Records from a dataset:
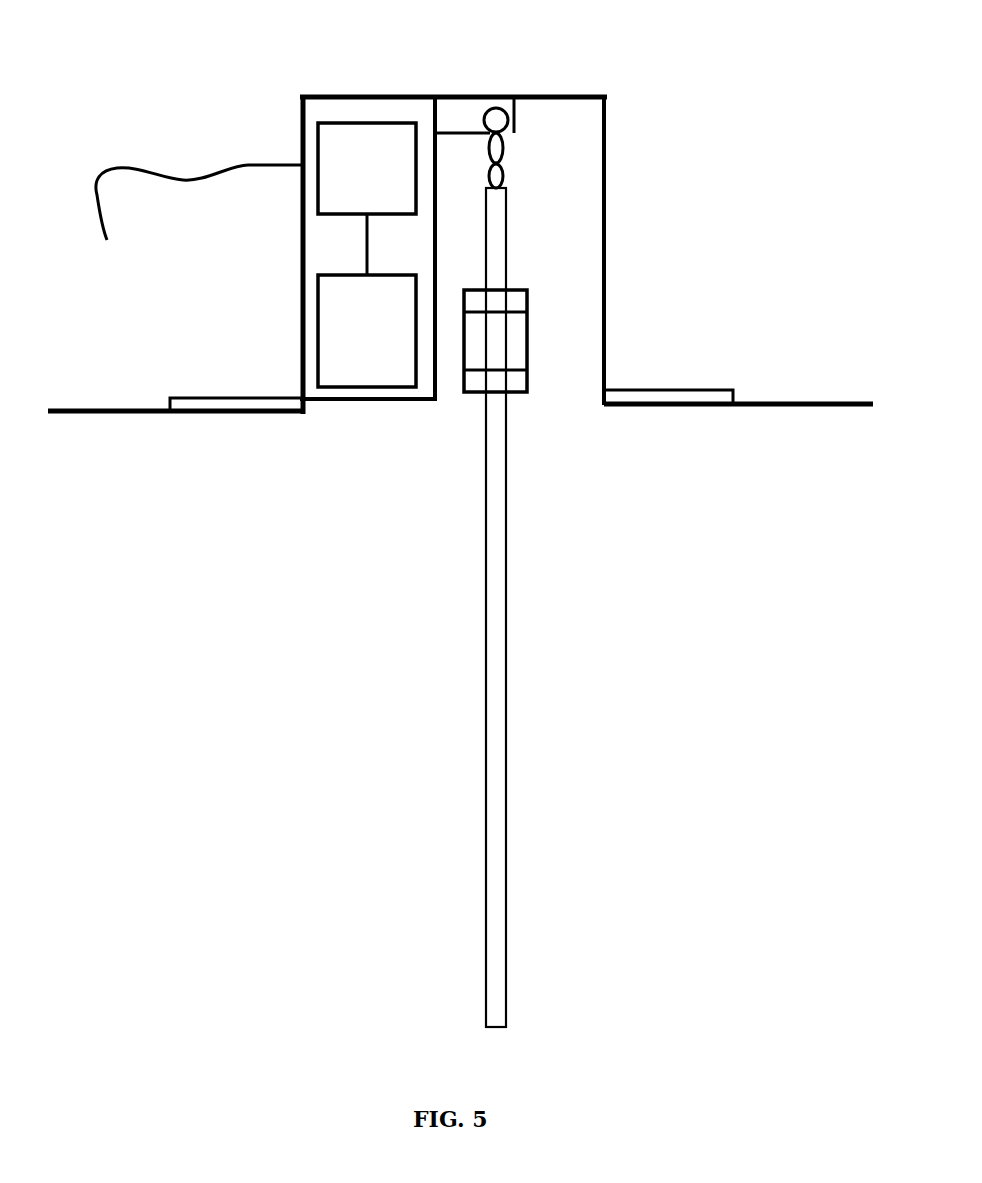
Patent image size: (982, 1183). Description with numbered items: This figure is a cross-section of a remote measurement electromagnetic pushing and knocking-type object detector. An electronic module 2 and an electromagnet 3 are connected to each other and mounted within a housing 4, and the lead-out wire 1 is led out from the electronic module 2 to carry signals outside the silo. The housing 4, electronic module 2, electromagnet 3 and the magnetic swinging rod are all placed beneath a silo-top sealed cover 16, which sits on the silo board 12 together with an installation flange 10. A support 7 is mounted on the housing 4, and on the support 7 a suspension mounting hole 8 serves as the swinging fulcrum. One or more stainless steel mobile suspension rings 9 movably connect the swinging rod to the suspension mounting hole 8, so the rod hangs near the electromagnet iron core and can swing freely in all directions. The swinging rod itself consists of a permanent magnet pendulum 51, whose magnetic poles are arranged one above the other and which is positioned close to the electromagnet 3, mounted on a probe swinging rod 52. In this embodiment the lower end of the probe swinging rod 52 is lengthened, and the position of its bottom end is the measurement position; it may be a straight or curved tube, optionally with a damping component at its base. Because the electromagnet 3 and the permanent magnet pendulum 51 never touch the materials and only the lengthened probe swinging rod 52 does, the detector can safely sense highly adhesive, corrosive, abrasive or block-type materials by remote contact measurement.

The lead-out wire 1 is at (218, 168).
The electronic module 2 is at (358, 123).
The electromagnet 3 is at (320, 337).
The housing 4 is at (403, 400).
The support 7 is at (465, 108).
The suspension mounting hole 8 is at (513, 93).
The mobile suspension rings 9 is at (507, 166).
The installation flange 10 is at (660, 388).
The silo board 12 is at (793, 399).
The sealed cover 16 is at (598, 93).
The permanent magnet pendulum 51 is at (528, 330).
The probe swinging rod 52 is at (507, 245).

JOB:
Reproduce every one of the lines above word for word, omitting the pictures from your answer.

TASK OUTPUT:
Patent image size: (982, 1183). Description with numbered items: This figure is a cross-section of a remote measurement electromagnetic pushing and knocking-type object detector. An electronic module 2 and an electromagnet 3 are connected to each other and mounted within a housing 4, and the lead-out wire 1 is led out from the electronic module 2 to carry signals outside the silo. The housing 4, electronic module 2, electromagnet 3 and the magnetic swinging rod are all placed beneath a silo-top sealed cover 16, which sits on the silo board 12 together with an installation flange 10. A support 7 is mounted on the housing 4, and on the support 7 a suspension mounting hole 8 serves as the swinging fulcrum. One or more stainless steel mobile suspension rings 9 movably connect the swinging rod to the suspension mounting hole 8, so the rod hangs near the electromagnet iron core and can swing freely in all directions. The swinging rod itself consists of a permanent magnet pendulum 51, whose magnetic poles are arranged one above the other and which is positioned close to the electromagnet 3, mounted on a probe swinging rod 52. In this embodiment the lower end of the probe swinging rod 52 is lengthened, and the position of its bottom end is the measurement position; it may be a straight or curved tube, optionally with a damping component at its base. Because the electromagnet 3 and the permanent magnet pendulum 51 never touch the materials and only the lengthened probe swinging rod 52 does, the detector can safely sense highly adhesive, corrosive, abrasive or block-type materials by remote contact measurement.

The lead-out wire 1 is at (218, 168).
The electronic module 2 is at (358, 123).
The electromagnet 3 is at (320, 337).
The housing 4 is at (403, 400).
The support 7 is at (465, 108).
The suspension mounting hole 8 is at (513, 93).
The mobile suspension rings 9 is at (507, 166).
The installation flange 10 is at (660, 388).
The silo board 12 is at (793, 399).
The sealed cover 16 is at (598, 93).
The permanent magnet pendulum 51 is at (528, 330).
The probe swinging rod 52 is at (507, 245).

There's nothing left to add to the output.